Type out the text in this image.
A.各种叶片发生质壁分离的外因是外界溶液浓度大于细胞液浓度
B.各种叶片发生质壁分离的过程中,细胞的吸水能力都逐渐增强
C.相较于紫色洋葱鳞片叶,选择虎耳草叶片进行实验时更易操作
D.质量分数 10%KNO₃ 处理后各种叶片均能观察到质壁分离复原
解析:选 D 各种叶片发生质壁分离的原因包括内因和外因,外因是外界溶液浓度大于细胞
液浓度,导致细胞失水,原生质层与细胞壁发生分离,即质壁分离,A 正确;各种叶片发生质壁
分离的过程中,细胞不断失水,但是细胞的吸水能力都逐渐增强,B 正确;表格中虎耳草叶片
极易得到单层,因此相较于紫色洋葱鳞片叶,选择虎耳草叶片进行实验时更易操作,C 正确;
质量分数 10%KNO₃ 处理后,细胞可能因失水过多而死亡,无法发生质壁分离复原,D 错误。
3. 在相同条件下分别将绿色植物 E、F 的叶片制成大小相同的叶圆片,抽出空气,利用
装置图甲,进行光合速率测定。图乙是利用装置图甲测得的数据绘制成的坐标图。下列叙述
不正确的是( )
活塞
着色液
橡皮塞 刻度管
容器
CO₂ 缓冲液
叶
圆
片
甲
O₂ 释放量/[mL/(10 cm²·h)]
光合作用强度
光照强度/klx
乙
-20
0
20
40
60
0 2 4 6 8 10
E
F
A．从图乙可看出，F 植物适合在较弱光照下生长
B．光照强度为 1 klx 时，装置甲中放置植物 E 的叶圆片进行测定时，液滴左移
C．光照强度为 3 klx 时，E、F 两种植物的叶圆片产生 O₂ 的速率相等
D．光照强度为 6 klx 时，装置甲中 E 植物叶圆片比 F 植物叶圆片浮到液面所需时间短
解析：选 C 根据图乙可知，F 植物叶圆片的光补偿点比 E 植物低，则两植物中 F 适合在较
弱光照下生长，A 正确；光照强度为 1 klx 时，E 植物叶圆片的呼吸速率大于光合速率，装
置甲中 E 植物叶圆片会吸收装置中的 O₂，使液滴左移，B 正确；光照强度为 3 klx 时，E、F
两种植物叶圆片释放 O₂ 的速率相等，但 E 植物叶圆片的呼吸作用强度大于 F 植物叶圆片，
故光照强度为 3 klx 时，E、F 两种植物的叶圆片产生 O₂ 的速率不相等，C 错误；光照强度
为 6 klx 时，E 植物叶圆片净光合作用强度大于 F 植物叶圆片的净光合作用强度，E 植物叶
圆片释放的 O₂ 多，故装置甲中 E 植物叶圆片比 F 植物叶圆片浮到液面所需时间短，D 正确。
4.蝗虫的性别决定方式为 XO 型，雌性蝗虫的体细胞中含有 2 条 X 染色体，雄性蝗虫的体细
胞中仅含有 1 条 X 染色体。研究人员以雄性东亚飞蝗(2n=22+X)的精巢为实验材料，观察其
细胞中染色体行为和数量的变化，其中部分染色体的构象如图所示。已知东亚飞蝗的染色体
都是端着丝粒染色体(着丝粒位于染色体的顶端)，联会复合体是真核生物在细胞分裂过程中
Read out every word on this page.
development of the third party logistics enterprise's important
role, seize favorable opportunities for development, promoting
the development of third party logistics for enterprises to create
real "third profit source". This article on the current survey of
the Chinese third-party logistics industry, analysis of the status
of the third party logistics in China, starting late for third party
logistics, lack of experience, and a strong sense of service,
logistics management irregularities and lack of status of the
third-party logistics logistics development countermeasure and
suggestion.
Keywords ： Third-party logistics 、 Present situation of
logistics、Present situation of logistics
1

══════

- DO THIS
Your answer should be a single number: the count of lines in the entries that contain the word "植物叶圆片浮到液面所需时间短".

- ANSWER
2